DESCRIPTION OF THE TASK | From the entries below, pull out each line where "this" appears.
◆ ◆ ◆ ◆
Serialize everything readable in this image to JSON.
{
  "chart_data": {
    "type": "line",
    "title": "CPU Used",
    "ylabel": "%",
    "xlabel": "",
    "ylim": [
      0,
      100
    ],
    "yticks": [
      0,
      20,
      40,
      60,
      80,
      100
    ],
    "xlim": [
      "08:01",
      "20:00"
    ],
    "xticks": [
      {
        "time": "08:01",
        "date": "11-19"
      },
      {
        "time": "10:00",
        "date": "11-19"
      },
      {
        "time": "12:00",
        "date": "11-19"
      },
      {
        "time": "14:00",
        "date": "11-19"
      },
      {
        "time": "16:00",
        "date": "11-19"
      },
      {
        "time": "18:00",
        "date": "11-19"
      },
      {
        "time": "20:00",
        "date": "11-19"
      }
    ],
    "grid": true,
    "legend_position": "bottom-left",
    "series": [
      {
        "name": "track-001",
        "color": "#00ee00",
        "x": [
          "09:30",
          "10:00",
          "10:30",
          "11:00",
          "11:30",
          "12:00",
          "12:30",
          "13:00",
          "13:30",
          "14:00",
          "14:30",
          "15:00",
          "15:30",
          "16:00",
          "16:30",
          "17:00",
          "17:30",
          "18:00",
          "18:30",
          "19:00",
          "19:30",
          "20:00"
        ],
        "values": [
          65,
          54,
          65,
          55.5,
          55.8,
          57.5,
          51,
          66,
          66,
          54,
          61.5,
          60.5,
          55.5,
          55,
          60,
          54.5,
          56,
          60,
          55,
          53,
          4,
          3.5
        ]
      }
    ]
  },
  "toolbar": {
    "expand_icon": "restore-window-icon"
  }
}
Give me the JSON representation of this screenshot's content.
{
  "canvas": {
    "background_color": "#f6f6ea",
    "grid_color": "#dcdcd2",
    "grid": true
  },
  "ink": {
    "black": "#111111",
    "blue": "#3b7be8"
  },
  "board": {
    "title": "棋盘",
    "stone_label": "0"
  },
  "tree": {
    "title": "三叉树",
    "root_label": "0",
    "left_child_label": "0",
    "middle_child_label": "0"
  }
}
◆ ◆ ◆ ◆
TASK SOLUTION |
Serialize everything readable in this image to JSON.
Give me the JSON representation of this screenshot's content.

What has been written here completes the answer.